■ Data supplied ■
┄┄┄┄┄┄┄┄┄┄┄┄┄┄┄┄┄┄┄┄
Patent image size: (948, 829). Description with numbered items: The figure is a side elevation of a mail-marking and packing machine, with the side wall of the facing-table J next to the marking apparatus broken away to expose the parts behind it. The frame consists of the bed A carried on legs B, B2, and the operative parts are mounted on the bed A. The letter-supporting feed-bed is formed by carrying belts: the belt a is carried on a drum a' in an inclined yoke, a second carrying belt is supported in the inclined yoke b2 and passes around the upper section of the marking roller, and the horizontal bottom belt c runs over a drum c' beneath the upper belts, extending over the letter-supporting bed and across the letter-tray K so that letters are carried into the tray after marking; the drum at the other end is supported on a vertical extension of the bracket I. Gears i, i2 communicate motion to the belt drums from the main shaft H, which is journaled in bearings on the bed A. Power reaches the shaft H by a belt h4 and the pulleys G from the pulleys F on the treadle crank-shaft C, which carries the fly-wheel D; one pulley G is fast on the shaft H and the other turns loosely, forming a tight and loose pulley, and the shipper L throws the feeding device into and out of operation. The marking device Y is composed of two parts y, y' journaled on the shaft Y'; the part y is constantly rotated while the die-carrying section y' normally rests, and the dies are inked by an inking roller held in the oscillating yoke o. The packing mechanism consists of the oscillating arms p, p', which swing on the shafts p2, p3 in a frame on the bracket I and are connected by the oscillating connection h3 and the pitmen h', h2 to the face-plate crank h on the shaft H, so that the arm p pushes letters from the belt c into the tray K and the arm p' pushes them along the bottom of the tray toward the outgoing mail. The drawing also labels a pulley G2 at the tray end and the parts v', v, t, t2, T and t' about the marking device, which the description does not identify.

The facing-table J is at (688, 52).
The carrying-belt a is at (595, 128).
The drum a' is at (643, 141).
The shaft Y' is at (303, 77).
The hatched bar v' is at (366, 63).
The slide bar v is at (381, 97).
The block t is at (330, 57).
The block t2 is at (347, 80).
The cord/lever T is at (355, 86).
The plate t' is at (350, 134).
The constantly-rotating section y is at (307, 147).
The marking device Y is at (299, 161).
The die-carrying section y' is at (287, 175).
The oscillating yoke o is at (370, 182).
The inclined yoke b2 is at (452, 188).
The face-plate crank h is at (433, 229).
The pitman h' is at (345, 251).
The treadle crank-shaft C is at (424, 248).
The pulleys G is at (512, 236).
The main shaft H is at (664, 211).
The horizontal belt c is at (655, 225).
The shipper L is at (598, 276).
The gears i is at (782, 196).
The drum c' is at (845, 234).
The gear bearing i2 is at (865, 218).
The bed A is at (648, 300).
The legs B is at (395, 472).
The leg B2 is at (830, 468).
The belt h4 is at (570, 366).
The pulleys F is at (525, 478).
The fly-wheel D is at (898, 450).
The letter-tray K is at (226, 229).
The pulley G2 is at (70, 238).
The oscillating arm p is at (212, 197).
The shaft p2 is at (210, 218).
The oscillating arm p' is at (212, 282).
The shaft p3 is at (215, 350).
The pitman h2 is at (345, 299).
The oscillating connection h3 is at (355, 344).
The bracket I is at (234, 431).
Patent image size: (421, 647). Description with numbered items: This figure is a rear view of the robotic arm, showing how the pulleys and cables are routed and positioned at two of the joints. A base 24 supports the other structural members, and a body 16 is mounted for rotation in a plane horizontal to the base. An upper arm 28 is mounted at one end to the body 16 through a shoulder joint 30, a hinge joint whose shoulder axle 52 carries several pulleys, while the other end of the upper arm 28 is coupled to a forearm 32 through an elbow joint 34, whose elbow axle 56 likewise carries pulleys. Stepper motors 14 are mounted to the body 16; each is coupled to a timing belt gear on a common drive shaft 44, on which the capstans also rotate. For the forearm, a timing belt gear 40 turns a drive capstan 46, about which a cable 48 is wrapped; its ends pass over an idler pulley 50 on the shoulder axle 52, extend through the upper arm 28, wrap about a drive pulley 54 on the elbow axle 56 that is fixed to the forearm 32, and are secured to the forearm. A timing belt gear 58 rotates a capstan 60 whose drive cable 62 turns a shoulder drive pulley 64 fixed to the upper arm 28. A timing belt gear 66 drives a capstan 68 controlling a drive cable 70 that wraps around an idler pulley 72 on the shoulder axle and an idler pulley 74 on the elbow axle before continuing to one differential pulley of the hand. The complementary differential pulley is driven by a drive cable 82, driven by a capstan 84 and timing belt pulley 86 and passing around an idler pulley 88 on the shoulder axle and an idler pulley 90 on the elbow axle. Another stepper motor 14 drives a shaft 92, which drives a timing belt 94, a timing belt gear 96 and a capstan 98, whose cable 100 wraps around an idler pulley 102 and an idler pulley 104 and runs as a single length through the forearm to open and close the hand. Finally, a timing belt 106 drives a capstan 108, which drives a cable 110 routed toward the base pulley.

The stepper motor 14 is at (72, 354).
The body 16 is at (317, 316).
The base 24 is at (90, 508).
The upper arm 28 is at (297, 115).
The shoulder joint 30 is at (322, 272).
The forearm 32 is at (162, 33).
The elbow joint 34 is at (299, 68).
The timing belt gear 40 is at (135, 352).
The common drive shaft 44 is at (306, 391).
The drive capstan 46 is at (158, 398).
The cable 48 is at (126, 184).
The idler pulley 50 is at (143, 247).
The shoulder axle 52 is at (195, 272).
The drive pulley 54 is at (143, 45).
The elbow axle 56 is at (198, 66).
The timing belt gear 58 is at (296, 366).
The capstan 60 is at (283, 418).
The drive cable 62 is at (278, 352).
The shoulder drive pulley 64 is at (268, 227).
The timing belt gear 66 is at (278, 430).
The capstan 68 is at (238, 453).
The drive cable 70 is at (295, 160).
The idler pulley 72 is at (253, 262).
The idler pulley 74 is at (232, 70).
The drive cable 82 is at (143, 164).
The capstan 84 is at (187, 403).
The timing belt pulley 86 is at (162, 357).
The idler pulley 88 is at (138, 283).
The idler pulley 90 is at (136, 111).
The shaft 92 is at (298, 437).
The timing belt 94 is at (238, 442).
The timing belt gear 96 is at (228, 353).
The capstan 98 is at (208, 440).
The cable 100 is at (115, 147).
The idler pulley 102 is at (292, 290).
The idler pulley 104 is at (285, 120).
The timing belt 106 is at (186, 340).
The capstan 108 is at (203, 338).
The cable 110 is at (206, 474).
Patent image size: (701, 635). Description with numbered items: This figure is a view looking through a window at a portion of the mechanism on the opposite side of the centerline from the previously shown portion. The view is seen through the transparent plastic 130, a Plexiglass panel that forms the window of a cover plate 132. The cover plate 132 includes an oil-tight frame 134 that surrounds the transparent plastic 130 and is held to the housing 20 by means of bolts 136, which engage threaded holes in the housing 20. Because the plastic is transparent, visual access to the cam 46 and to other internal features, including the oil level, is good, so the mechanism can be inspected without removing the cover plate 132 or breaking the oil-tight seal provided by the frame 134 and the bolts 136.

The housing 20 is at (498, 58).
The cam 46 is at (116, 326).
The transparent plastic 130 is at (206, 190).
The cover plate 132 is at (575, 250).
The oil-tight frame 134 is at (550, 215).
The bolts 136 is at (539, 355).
┄┄┄┄┄┄┄┄┄┄┄┄┄┄┄┄┄┄┄┄
■ Your task ■
Copy all of the records above word for word, with no changes.

■ Exercise output ■
Patent image size: (948, 829). Description with numbered items: The figure is a side elevation of a mail-marking and packing machine, with the side wall of the facing-table J next to the marking apparatus broken away to expose the parts behind it. The frame consists of the bed A carried on legs B, B2, and the operative parts are mounted on the bed A. The letter-supporting feed-bed is formed by carrying belts: the belt a is carried on a drum a' in an inclined yoke, a second carrying belt is supported in the inclined yoke b2 and passes around the upper section of the marking roller, and the horizontal bottom belt c runs over a drum c' beneath the upper belts, extending over the letter-supporting bed and across the letter-tray K so that letters are carried into the tray after marking; the drum at the other end is supported on a vertical extension of the bracket I. Gears i, i2 communicate motion to the belt drums from the main shaft H, which is journaled in bearings on the bed A. Power reaches the shaft H by a belt h4 and the pulleys G from the pulleys F on the treadle crank-shaft C, which carries the fly-wheel D; one pulley G is fast on the shaft H and the other turns loosely, forming a tight and loose pulley, and the shipper L throws the feeding device into and out of operation. The marking device Y is composed of two parts y, y' journaled on the shaft Y'; the part y is constantly rotated while the die-carrying section y' normally rests, and the dies are inked by an inking roller held in the oscillating yoke o. The packing mechanism consists of the oscillating arms p, p', which swing on the shafts p2, p3 in a frame on the bracket I and are connected by the oscillating connection h3 and the pitmen h', h2 to the face-plate crank h on the shaft H, so that the arm p pushes letters from the belt c into the tray K and the arm p' pushes them along the bottom of the tray toward the outgoing mail. The drawing also labels a pulley G2 at the tray end and the parts v', v, t, t2, T and t' about the marking device, which the description does not identify.

The facing-table J is at (688, 52).
The carrying-belt a is at (595, 128).
The drum a' is at (643, 141).
The shaft Y' is at (303, 77).
The hatched bar v' is at (366, 63).
The slide bar v is at (381, 97).
The block t is at (330, 57).
The block t2 is at (347, 80).
The cord/lever T is at (355, 86).
The plate t' is at (350, 134).
The constantly-rotating section y is at (307, 147).
The marking device Y is at (299, 161).
The die-carrying section y' is at (287, 175).
The oscillating yoke o is at (370, 182).
The inclined yoke b2 is at (452, 188).
The face-plate crank h is at (433, 229).
The pitman h' is at (345, 251).
The treadle crank-shaft C is at (424, 248).
The pulleys G is at (512, 236).
The main shaft H is at (664, 211).
The horizontal belt c is at (655, 225).
The shipper L is at (598, 276).
The gears i is at (782, 196).
The drum c' is at (845, 234).
The gear bearing i2 is at (865, 218).
The bed A is at (648, 300).
The legs B is at (395, 472).
The leg B2 is at (830, 468).
The belt h4 is at (570, 366).
The pulleys F is at (525, 478).
The fly-wheel D is at (898, 450).
The letter-tray K is at (226, 229).
The pulley G2 is at (70, 238).
The oscillating arm p is at (212, 197).
The shaft p2 is at (210, 218).
The oscillating arm p' is at (212, 282).
The shaft p3 is at (215, 350).
The pitman h2 is at (345, 299).
The oscillating connection h3 is at (355, 344).
The bracket I is at (234, 431).
Patent image size: (421, 647). Description with numbered items: This figure is a rear view of the robotic arm, showing how the pulleys and cables are routed and positioned at two of the joints. A base 24 supports the other structural members, and a body 16 is mounted for rotation in a plane horizontal to the base. An upper arm 28 is mounted at one end to the body 16 through a shoulder joint 30, a hinge joint whose shoulder axle 52 carries several pulleys, while the other end of the upper arm 28 is coupled to a forearm 32 through an elbow joint 34, whose elbow axle 56 likewise carries pulleys. Stepper motors 14 are mounted to the body 16; each is coupled to a timing belt gear on a common drive shaft 44, on which the capstans also rotate. For the forearm, a timing belt gear 40 turns a drive capstan 46, about which a cable 48 is wrapped; its ends pass over an idler pulley 50 on the shoulder axle 52, extend through the upper arm 28, wrap about a drive pulley 54 on the elbow axle 56 that is fixed to the forearm 32, and are secured to the forearm. A timing belt gear 58 rotates a capstan 60 whose drive cable 62 turns a shoulder drive pulley 64 fixed to the upper arm 28. A timing belt gear 66 drives a capstan 68 controlling a drive cable 70 that wraps around an idler pulley 72 on the shoulder axle and an idler pulley 74 on the elbow axle before continuing to one differential pulley of the hand. The complementary differential pulley is driven by a drive cable 82, driven by a capstan 84 and timing belt pulley 86 and passing around an idler pulley 88 on the shoulder axle and an idler pulley 90 on the elbow axle. Another stepper motor 14 drives a shaft 92, which drives a timing belt 94, a timing belt gear 96 and a capstan 98, whose cable 100 wraps around an idler pulley 102 and an idler pulley 104 and runs as a single length through the forearm to open and close the hand. Finally, a timing belt 106 drives a capstan 108, which drives a cable 110 routed toward the base pulley.

The stepper motor 14 is at (72, 354).
The body 16 is at (317, 316).
The base 24 is at (90, 508).
The upper arm 28 is at (297, 115).
The shoulder joint 30 is at (322, 272).
The forearm 32 is at (162, 33).
The elbow joint 34 is at (299, 68).
The timing belt gear 40 is at (135, 352).
The common drive shaft 44 is at (306, 391).
The drive capstan 46 is at (158, 398).
The cable 48 is at (126, 184).
The idler pulley 50 is at (143, 247).
The shoulder axle 52 is at (195, 272).
The drive pulley 54 is at (143, 45).
The elbow axle 56 is at (198, 66).
The timing belt gear 58 is at (296, 366).
The capstan 60 is at (283, 418).
The drive cable 62 is at (278, 352).
The shoulder drive pulley 64 is at (268, 227).
The timing belt gear 66 is at (278, 430).
The capstan 68 is at (238, 453).
The drive cable 70 is at (295, 160).
The idler pulley 72 is at (253, 262).
The idler pulley 74 is at (232, 70).
The drive cable 82 is at (143, 164).
The capstan 84 is at (187, 403).
The timing belt pulley 86 is at (162, 357).
The idler pulley 88 is at (138, 283).
The idler pulley 90 is at (136, 111).
The shaft 92 is at (298, 437).
The timing belt 94 is at (238, 442).
The timing belt gear 96 is at (228, 353).
The capstan 98 is at (208, 440).
The cable 100 is at (115, 147).
The idler pulley 102 is at (292, 290).
The idler pulley 104 is at (285, 120).
The timing belt 106 is at (186, 340).
The capstan 108 is at (203, 338).
The cable 110 is at (206, 474).
Patent image size: (701, 635). Description with numbered items: This figure is a view looking through a window at a portion of the mechanism on the opposite side of the centerline from the previously shown portion. The view is seen through the transparent plastic 130, a Plexiglass panel that forms the window of a cover plate 132. The cover plate 132 includes an oil-tight frame 134 that surrounds the transparent plastic 130 and is held to the housing 20 by means of bolts 136, which engage threaded holes in the housing 20. Because the plastic is transparent, visual access to the cam 46 and to other internal features, including the oil level, is good, so the mechanism can be inspected without removing the cover plate 132 or breaking the oil-tight seal provided by the frame 134 and the bolts 136.

The housing 20 is at (498, 58).
The cam 46 is at (116, 326).
The transparent plastic 130 is at (206, 190).
The cover plate 132 is at (575, 250).
The oil-tight frame 134 is at (550, 215).
The bolts 136 is at (539, 355).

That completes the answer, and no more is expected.